→ **Work order**
Repeat the data verbatim, images excluded.

(Stored data entries)
^^^^

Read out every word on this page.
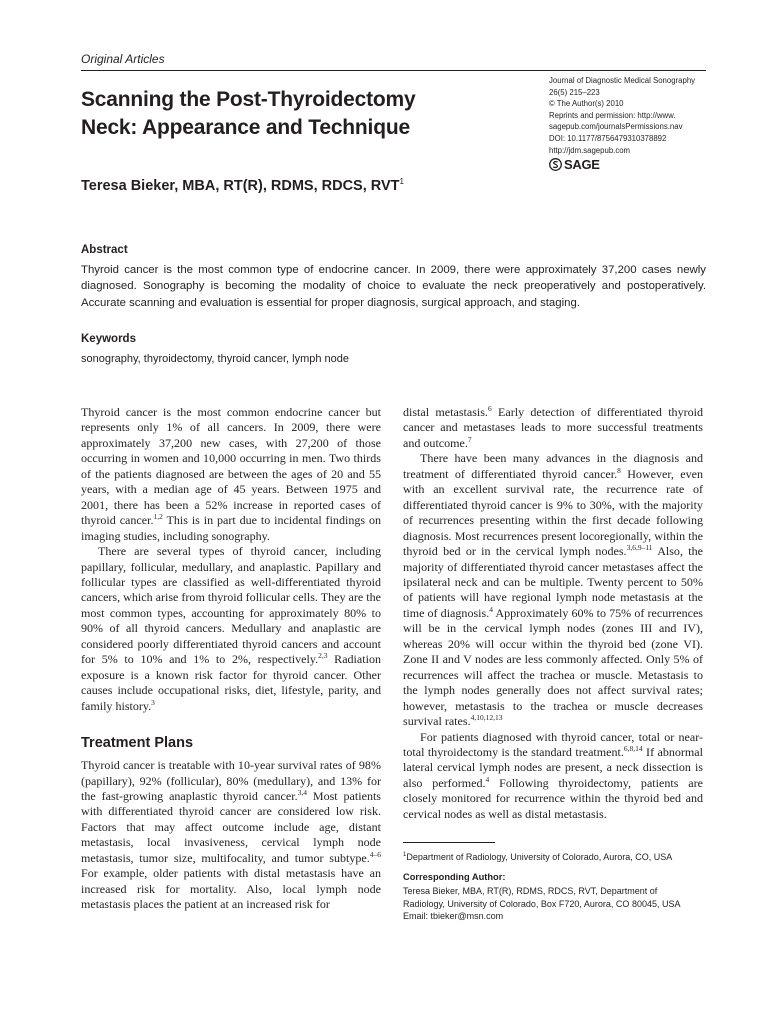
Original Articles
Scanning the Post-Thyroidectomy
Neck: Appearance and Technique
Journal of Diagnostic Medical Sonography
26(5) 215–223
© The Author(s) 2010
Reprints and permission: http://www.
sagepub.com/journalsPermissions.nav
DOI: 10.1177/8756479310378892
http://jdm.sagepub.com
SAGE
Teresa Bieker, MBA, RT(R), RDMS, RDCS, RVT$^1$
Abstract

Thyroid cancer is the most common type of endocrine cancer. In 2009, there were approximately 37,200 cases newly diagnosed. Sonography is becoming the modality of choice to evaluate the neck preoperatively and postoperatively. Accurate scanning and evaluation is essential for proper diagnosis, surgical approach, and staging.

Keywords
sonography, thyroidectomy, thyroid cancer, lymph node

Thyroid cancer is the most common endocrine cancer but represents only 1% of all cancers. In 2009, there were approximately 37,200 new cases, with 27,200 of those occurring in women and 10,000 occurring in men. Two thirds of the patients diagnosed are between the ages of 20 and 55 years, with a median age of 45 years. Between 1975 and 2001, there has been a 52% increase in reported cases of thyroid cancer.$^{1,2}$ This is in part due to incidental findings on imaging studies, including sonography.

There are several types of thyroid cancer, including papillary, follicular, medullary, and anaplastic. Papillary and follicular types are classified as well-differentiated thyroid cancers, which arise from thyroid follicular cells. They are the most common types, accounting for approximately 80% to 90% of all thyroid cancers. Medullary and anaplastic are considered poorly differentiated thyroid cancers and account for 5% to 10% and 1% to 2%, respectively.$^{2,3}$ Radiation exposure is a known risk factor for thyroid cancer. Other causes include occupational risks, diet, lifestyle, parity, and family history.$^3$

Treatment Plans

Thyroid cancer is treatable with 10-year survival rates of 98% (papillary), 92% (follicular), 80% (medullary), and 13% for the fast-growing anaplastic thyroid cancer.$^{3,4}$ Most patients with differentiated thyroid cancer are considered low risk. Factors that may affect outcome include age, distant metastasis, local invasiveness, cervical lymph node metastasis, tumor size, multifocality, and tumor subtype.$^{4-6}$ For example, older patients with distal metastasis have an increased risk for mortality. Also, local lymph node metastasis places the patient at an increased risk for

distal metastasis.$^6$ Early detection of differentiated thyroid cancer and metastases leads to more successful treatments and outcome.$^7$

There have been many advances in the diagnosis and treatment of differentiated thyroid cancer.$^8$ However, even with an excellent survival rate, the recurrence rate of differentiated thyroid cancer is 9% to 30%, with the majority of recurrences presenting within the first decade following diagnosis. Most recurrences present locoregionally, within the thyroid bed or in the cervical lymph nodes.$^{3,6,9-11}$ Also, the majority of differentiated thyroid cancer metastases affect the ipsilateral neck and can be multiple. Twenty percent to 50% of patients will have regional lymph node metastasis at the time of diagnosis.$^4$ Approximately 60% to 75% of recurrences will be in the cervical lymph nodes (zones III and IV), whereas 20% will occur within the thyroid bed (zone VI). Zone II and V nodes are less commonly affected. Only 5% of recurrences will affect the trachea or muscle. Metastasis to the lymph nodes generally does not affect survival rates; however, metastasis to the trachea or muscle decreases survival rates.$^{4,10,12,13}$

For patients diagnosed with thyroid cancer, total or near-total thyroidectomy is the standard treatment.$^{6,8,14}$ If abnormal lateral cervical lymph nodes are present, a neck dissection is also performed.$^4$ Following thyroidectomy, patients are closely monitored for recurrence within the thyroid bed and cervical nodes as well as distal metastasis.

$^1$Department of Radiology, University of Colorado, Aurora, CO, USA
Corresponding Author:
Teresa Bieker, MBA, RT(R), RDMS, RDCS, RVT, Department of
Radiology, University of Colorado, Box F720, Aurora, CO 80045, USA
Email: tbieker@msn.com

^^^^

→ **Output**
Read out every word on this page.
Original Articles
Scanning the Post-Thyroidectomy
Neck: Appearance and Technique
Journal of Diagnostic Medical Sonography
26(5) 215–223
© The Author(s) 2010
Reprints and permission: http://www.
sagepub.com/journalsPermissions.nav
DOI: 10.1177/8756479310378892
http://jdm.sagepub.com
SAGE
Teresa Bieker, MBA, RT(R), RDMS, RDCS, RVT$^1$
Abstract

Thyroid cancer is the most common type of endocrine cancer. In 2009, there were approximately 37,200 cases newly diagnosed. Sonography is becoming the modality of choice to evaluate the neck preoperatively and postoperatively. Accurate scanning and evaluation is essential for proper diagnosis, surgical approach, and staging.

Keywords
sonography, thyroidectomy, thyroid cancer, lymph node

Thyroid cancer is the most common endocrine cancer but represents only 1% of all cancers. In 2009, there were approximately 37,200 new cases, with 27,200 of those occurring in women and 10,000 occurring in men. Two thirds of the patients diagnosed are between the ages of 20 and 55 years, with a median age of 45 years. Between 1975 and 2001, there has been a 52% increase in reported cases of thyroid cancer.$^{1,2}$ This is in part due to incidental findings on imaging studies, including sonography.

There are several types of thyroid cancer, including papillary, follicular, medullary, and anaplastic. Papillary and follicular types are classified as well-differentiated thyroid cancers, which arise from thyroid follicular cells. They are the most common types, accounting for approximately 80% to 90% of all thyroid cancers. Medullary and anaplastic are considered poorly differentiated thyroid cancers and account for 5% to 10% and 1% to 2%, respectively.$^{2,3}$ Radiation exposure is a known risk factor for thyroid cancer. Other causes include occupational risks, diet, lifestyle, parity, and family history.$^3$

Treatment Plans

Thyroid cancer is treatable with 10-year survival rates of 98% (papillary), 92% (follicular), 80% (medullary), and 13% for the fast-growing anaplastic thyroid cancer.$^{3,4}$ Most patients with differentiated thyroid cancer are considered low risk. Factors that may affect outcome include age, distant metastasis, local invasiveness, cervical lymph node metastasis, tumor size, multifocality, and tumor subtype.$^{4-6}$ For example, older patients with distal metastasis have an increased risk for mortality. Also, local lymph node metastasis places the patient at an increased risk for

distal metastasis.$^6$ Early detection of differentiated thyroid cancer and metastases leads to more successful treatments and outcome.$^7$

There have been many advances in the diagnosis and treatment of differentiated thyroid cancer.$^8$ However, even with an excellent survival rate, the recurrence rate of differentiated thyroid cancer is 9% to 30%, with the majority of recurrences presenting within the first decade following diagnosis. Most recurrences present locoregionally, within the thyroid bed or in the cervical lymph nodes.$^{3,6,9-11}$ Also, the majority of differentiated thyroid cancer metastases affect the ipsilateral neck and can be multiple. Twenty percent to 50% of patients will have regional lymph node metastasis at the time of diagnosis.$^4$ Approximately 60% to 75% of recurrences will be in the cervical lymph nodes (zones III and IV), whereas 20% will occur within the thyroid bed (zone VI). Zone II and V nodes are less commonly affected. Only 5% of recurrences will affect the trachea or muscle. Metastasis to the lymph nodes generally does not affect survival rates; however, metastasis to the trachea or muscle decreases survival rates.$^{4,10,12,13}$

For patients diagnosed with thyroid cancer, total or near-total thyroidectomy is the standard treatment.$^{6,8,14}$ If abnormal lateral cervical lymph nodes are present, a neck dissection is also performed.$^4$ Following thyroidectomy, patients are closely monitored for recurrence within the thyroid bed and cervical nodes as well as distal metastasis.

$^1$Department of Radiology, University of Colorado, Aurora, CO, USA
Corresponding Author:
Teresa Bieker, MBA, RT(R), RDMS, RDCS, RVT, Department of
Radiology, University of Colorado, Box F720, Aurora, CO 80045, USA
Email: tbieker@msn.com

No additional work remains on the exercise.